Work to do:
Retype the complete listing exactly as it appears.

Supplied records:

%%

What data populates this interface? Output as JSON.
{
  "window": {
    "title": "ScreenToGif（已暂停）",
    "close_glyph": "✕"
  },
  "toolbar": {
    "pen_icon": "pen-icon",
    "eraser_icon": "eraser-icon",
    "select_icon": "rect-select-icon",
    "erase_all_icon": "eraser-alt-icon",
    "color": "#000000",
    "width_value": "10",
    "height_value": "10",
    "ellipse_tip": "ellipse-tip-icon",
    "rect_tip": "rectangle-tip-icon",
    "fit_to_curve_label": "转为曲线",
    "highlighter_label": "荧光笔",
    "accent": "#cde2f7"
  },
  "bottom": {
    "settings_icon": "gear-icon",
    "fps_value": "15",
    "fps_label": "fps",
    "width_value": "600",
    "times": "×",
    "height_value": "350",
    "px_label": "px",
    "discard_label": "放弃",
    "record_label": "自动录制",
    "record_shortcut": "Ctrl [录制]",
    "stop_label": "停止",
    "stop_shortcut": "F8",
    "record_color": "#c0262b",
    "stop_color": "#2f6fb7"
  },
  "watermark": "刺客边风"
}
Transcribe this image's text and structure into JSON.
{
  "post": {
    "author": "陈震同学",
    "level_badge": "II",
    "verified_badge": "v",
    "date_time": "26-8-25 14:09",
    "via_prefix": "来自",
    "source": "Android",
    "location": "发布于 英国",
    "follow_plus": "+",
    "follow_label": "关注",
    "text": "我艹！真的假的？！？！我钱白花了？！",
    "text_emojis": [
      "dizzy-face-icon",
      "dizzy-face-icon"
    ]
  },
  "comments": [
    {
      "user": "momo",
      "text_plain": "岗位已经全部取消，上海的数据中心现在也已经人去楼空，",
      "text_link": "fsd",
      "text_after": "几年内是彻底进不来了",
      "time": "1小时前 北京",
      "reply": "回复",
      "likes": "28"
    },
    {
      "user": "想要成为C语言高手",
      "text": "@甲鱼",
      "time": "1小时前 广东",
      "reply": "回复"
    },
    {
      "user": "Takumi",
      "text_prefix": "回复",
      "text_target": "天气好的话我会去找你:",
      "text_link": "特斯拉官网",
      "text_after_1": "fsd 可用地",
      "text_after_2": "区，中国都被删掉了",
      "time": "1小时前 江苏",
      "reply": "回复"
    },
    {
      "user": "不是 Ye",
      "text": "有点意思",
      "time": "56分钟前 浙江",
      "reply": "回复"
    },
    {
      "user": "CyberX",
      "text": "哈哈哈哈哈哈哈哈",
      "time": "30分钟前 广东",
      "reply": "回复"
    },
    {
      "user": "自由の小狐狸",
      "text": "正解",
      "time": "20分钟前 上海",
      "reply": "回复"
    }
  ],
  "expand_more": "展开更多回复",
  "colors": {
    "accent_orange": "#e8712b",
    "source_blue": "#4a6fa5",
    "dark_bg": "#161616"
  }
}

%%

Final result:
What data populates this interface? Output as JSON.
{
  "window": {
    "title": "ScreenToGif（已暂停）",
    "close_glyph": "✕"
  },
  "toolbar": {
    "pen_icon": "pen-icon",
    "eraser_icon": "eraser-icon",
    "select_icon": "rect-select-icon",
    "erase_all_icon": "eraser-alt-icon",
    "color": "#000000",
    "width_value": "10",
    "height_value": "10",
    "ellipse_tip": "ellipse-tip-icon",
    "rect_tip": "rectangle-tip-icon",
    "fit_to_curve_label": "转为曲线",
    "highlighter_label": "荧光笔",
    "accent": "#cde2f7"
  },
  "bottom": {
    "settings_icon": "gear-icon",
    "fps_value": "15",
    "fps_label": "fps",
    "width_value": "600",
    "times": "×",
    "height_value": "350",
    "px_label": "px",
    "discard_label": "放弃",
    "record_label": "自动录制",
    "record_shortcut": "Ctrl [录制]",
    "stop_label": "停止",
    "stop_shortcut": "F8",
    "record_color": "#c0262b",
    "stop_color": "#2f6fb7"
  },
  "watermark": "刺客边风"
}
Transcribe this image's text and structure into JSON.
{
  "post": {
    "author": "陈震同学",
    "level_badge": "II",
    "verified_badge": "v",
    "date_time": "26-8-25 14:09",
    "via_prefix": "来自",
    "source": "Android",
    "location": "发布于 英国",
    "follow_plus": "+",
    "follow_label": "关注",
    "text": "我艹！真的假的？！？！我钱白花了？！",
    "text_emojis": [
      "dizzy-face-icon",
      "dizzy-face-icon"
    ]
  },
  "comments": [
    {
      "user": "momo",
      "text_plain": "岗位已经全部取消，上海的数据中心现在也已经人去楼空，",
      "text_link": "fsd",
      "text_after": "几年内是彻底进不来了",
      "time": "1小时前 北京",
      "reply": "回复",
      "likes": "28"
    },
    {
      "user": "想要成为C语言高手",
      "text": "@甲鱼",
      "time": "1小时前 广东",
      "reply": "回复"
    },
    {
      "user": "Takumi",
      "text_prefix": "回复",
      "text_target": "天气好的话我会去找你:",
      "text_link": "特斯拉官网",
      "text_after_1": "fsd 可用地",
      "text_after_2": "区，中国都被删掉了",
      "time": "1小时前 江苏",
      "reply": "回复"
    },
    {
      "user": "不是 Ye",
      "text": "有点意思",
      "time": "56分钟前 浙江",
      "reply": "回复"
    },
    {
      "user": "CyberX",
      "text": "哈哈哈哈哈哈哈哈",
      "time": "30分钟前 广东",
      "reply": "回复"
    },
    {
      "user": "自由の小狐狸",
      "text": "正解",
      "time": "20分钟前 上海",
      "reply": "回复"
    }
  ],
  "expand_more": "展开更多回复",
  "colors": {
    "accent_orange": "#e8712b",
    "source_blue": "#4a6fa5",
    "dark_bg": "#161616"
  }
}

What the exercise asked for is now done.